Do this: Exclude the pictures, then copy all remaining records exactly.

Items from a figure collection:
## Begin

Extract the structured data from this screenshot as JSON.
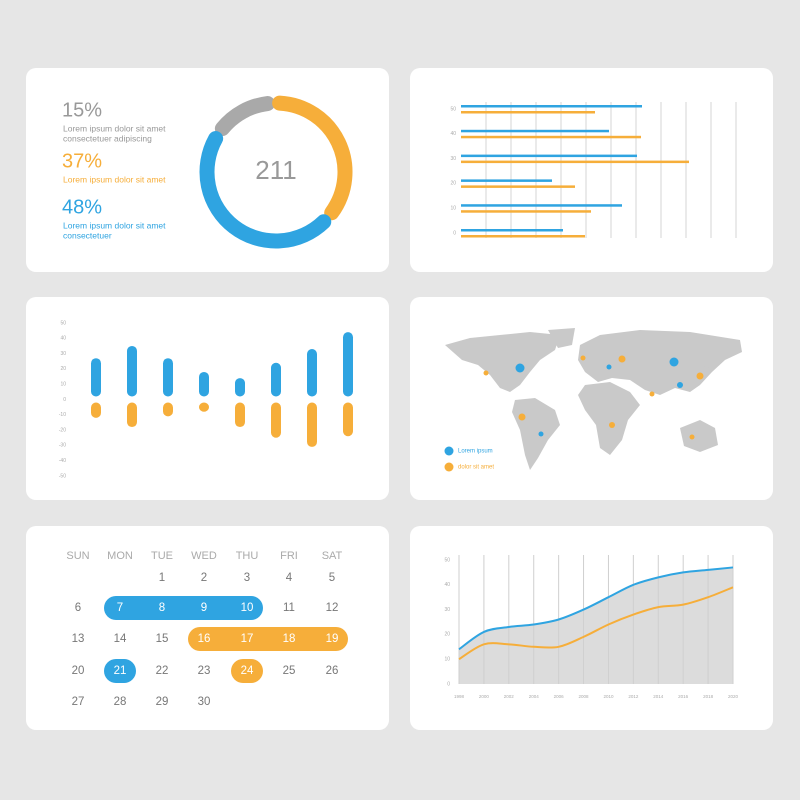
{
  "chart_data": [
    {
      "type": "donut",
      "values": [
        15,
        37,
        48
      ],
      "value_labels": [
        "15%",
        "37%",
        "48%"
      ],
      "descriptions": [
        [
          "Lorem ipsum dolor sit amet",
          "consectetuer adipiscing"
        ],
        [
          "Lorem ipsum dolor sit amet"
        ],
        [
          "Lorem ipsum dolor sit amet",
          "consectetuer"
        ]
      ],
      "colors": [
        "#a9a9a9",
        "#f6ae3a",
        "#2fa4e1"
      ],
      "center_label": 211
    },
    {
      "type": "hbar",
      "categories": [
        "50",
        "40",
        "30",
        "20",
        "10",
        "0"
      ],
      "series": [
        {
          "color": "#2fa4e1",
          "values": [
            7.24,
            5.92,
            7.04,
            3.64,
            6.44,
            4.08
          ]
        },
        {
          "color": "#f6ae3a",
          "values": [
            5.36,
            7.2,
            9.12,
            4.56,
            5.2,
            4.96
          ]
        }
      ],
      "xlim": [
        0,
        11
      ],
      "xticks": [
        1,
        2,
        3,
        4,
        5,
        6,
        7,
        8,
        9,
        10,
        11
      ],
      "grid": true
    },
    {
      "type": "bar",
      "categories": [
        null,
        null,
        null,
        null,
        null,
        null,
        null,
        null
      ],
      "series": [
        {
          "color": "#2fa4e1",
          "values": [
            27,
            35,
            27,
            18,
            14,
            24,
            33,
            44
          ]
        },
        {
          "color": "#f6ae3a",
          "values": [
            -12,
            -18,
            -11,
            -8,
            -18,
            -25,
            -31,
            -24
          ]
        }
      ],
      "ylim": [
        -50,
        50
      ],
      "yticks": [
        50,
        40,
        30,
        20,
        10,
        0,
        -10,
        -20,
        -30,
        -40,
        -50
      ]
    },
    {
      "type": "map",
      "series": [
        {
          "name": "Lorem ipsum",
          "color": "#2fa4e1"
        },
        {
          "name": "dolor sit amet",
          "color": "#f6ae3a"
        }
      ]
    },
    {
      "type": "area",
      "x": [
        1998,
        2000,
        2002,
        2004,
        2006,
        2008,
        2010,
        2012,
        2014,
        2016,
        2018,
        2020
      ],
      "series": [
        {
          "color": "#2fa4e1",
          "values": [
            14,
            21,
            23,
            24,
            26,
            30,
            35,
            40,
            43,
            45,
            46,
            47
          ]
        },
        {
          "color": "#f6ae3a",
          "values": [
            10,
            16,
            16,
            15,
            15,
            19,
            24,
            28,
            31,
            32,
            35,
            39
          ]
        }
      ],
      "xlim": [
        1998,
        2020
      ],
      "xticks": [
        1998,
        2000,
        2002,
        2004,
        2006,
        2008,
        2010,
        2012,
        2014,
        2016,
        2018,
        2020
      ],
      "ylim": [
        0,
        50
      ],
      "yticks": [
        0,
        10,
        20,
        30,
        40,
        50
      ],
      "area_color": "#dcdcdc",
      "grid": true
    }
  ],
  "calendar": {
    "weekdays": [
      "SUN",
      "MON",
      "TUE",
      "WED",
      "THU",
      "FRI",
      "SAT"
    ],
    "weeks": [
      [
        null,
        null,
        1,
        2,
        3,
        4,
        5
      ],
      [
        6,
        7,
        8,
        9,
        10,
        11,
        12
      ],
      [
        13,
        14,
        15,
        16,
        17,
        18,
        19
      ],
      [
        20,
        21,
        22,
        23,
        24,
        25,
        26
      ],
      [
        27,
        28,
        29,
        30,
        null,
        null,
        null
      ]
    ]
  }
}
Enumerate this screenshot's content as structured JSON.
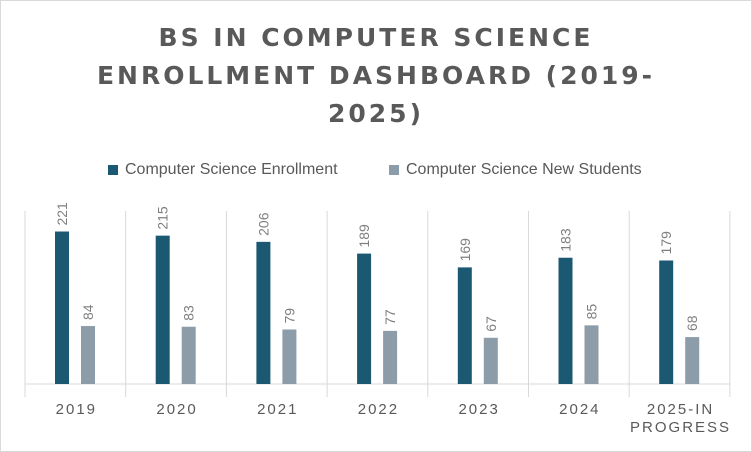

## End

Exercise solution:
Extract the structured data from this screenshot as JSON.
{
  "chart_data": [
    {
      "type": "donut",
      "values": [
        15,
        37,
        48
      ],
      "value_labels": [
        "15%",
        "37%",
        "48%"
      ],
      "descriptions": [
        [
          "Lorem ipsum dolor sit amet",
          "consectetuer adipiscing"
        ],
        [
          "Lorem ipsum dolor sit amet"
        ],
        [
          "Lorem ipsum dolor sit amet",
          "consectetuer"
        ]
      ],
      "colors": [
        "#a9a9a9",
        "#f6ae3a",
        "#2fa4e1"
      ],
      "center_label": 211
    },
    {
      "type": "hbar",
      "categories": [
        "50",
        "40",
        "30",
        "20",
        "10",
        "0"
      ],
      "series": [
        {
          "color": "#2fa4e1",
          "values": [
            7.24,
            5.92,
            7.04,
            3.64,
            6.44,
            4.08
          ]
        },
        {
          "color": "#f6ae3a",
          "values": [
            5.36,
            7.2,
            9.12,
            4.56,
            5.2,
            4.96
          ]
        }
      ],
      "xlim": [
        0,
        11
      ],
      "xticks": [
        1,
        2,
        3,
        4,
        5,
        6,
        7,
        8,
        9,
        10,
        11
      ],
      "grid": true
    },
    {
      "type": "bar",
      "categories": [
        null,
        null,
        null,
        null,
        null,
        null,
        null,
        null
      ],
      "series": [
        {
          "color": "#2fa4e1",
          "values": [
            27,
            35,
            27,
            18,
            14,
            24,
            33,
            44
          ]
        },
        {
          "color": "#f6ae3a",
          "values": [
            -12,
            -18,
            -11,
            -8,
            -18,
            -25,
            -31,
            -24
          ]
        }
      ],
      "ylim": [
        -50,
        50
      ],
      "yticks": [
        50,
        40,
        30,
        20,
        10,
        0,
        -10,
        -20,
        -30,
        -40,
        -50
      ]
    },
    {
      "type": "map",
      "series": [
        {
          "name": "Lorem ipsum",
          "color": "#2fa4e1"
        },
        {
          "name": "dolor sit amet",
          "color": "#f6ae3a"
        }
      ]
    },
    {
      "type": "area",
      "x": [
        1998,
        2000,
        2002,
        2004,
        2006,
        2008,
        2010,
        2012,
        2014,
        2016,
        2018,
        2020
      ],
      "series": [
        {
          "color": "#2fa4e1",
          "values": [
            14,
            21,
            23,
            24,
            26,
            30,
            35,
            40,
            43,
            45,
            46,
            47
          ]
        },
        {
          "color": "#f6ae3a",
          "values": [
            10,
            16,
            16,
            15,
            15,
            19,
            24,
            28,
            31,
            32,
            35,
            39
          ]
        }
      ],
      "xlim": [
        1998,
        2020
      ],
      "xticks": [
        1998,
        2000,
        2002,
        2004,
        2006,
        2008,
        2010,
        2012,
        2014,
        2016,
        2018,
        2020
      ],
      "ylim": [
        0,
        50
      ],
      "yticks": [
        0,
        10,
        20,
        30,
        40,
        50
      ],
      "area_color": "#dcdcdc",
      "grid": true
    }
  ],
  "calendar": {
    "weekdays": [
      "SUN",
      "MON",
      "TUE",
      "WED",
      "THU",
      "FRI",
      "SAT"
    ],
    "weeks": [
      [
        null,
        null,
        1,
        2,
        3,
        4,
        5
      ],
      [
        6,
        7,
        8,
        9,
        10,
        11,
        12
      ],
      [
        13,
        14,
        15,
        16,
        17,
        18,
        19
      ],
      [
        20,
        21,
        22,
        23,
        24,
        25,
        26
      ],
      [
        27,
        28,
        29,
        30,
        null,
        null,
        null
      ]
    ]
  }
}
Enumerate this screenshot's content as structured JSON.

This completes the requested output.